**Available data:**
**********

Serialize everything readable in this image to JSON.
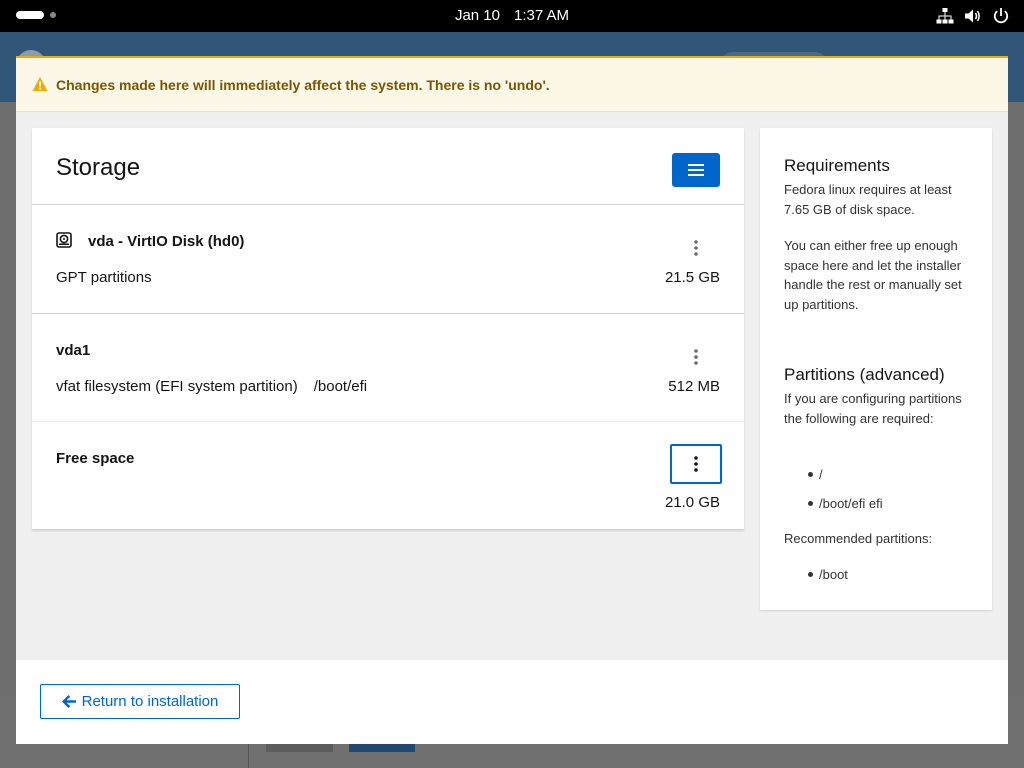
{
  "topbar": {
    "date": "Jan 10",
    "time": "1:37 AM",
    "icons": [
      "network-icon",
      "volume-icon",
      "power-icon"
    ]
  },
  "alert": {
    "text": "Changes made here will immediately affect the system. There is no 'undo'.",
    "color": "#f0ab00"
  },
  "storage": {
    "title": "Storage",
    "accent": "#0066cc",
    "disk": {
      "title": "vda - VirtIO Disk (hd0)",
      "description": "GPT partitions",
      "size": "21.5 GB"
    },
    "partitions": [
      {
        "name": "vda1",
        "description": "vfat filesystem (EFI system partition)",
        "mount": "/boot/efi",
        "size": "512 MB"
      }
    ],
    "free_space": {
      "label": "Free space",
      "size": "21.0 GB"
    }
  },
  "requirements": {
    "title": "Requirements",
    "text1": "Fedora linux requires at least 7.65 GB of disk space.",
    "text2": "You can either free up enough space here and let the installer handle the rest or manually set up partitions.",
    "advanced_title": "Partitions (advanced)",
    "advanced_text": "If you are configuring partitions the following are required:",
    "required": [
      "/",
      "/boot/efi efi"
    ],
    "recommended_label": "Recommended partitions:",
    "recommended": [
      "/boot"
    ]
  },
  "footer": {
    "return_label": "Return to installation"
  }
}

**********

**Exercise task:** All records above are to be printed exactly, minus the pictures they contain.

**Output for this exercise:**
Serialize everything readable in this image to JSON.
{
  "topbar": {
    "date": "Jan 10",
    "time": "1:37 AM",
    "icons": [
      "network-icon",
      "volume-icon",
      "power-icon"
    ]
  },
  "alert": {
    "text": "Changes made here will immediately affect the system. There is no 'undo'.",
    "color": "#f0ab00"
  },
  "storage": {
    "title": "Storage",
    "accent": "#0066cc",
    "disk": {
      "title": "vda - VirtIO Disk (hd0)",
      "description": "GPT partitions",
      "size": "21.5 GB"
    },
    "partitions": [
      {
        "name": "vda1",
        "description": "vfat filesystem (EFI system partition)",
        "mount": "/boot/efi",
        "size": "512 MB"
      }
    ],
    "free_space": {
      "label": "Free space",
      "size": "21.0 GB"
    }
  },
  "requirements": {
    "title": "Requirements",
    "text1": "Fedora linux requires at least 7.65 GB of disk space.",
    "text2": "You can either free up enough space here and let the installer handle the rest or manually set up partitions.",
    "advanced_title": "Partitions (advanced)",
    "advanced_text": "If you are configuring partitions the following are required:",
    "required": [
      "/",
      "/boot/efi efi"
    ],
    "recommended_label": "Recommended partitions:",
    "recommended": [
      "/boot"
    ]
  },
  "footer": {
    "return_label": "Return to installation"
  }
}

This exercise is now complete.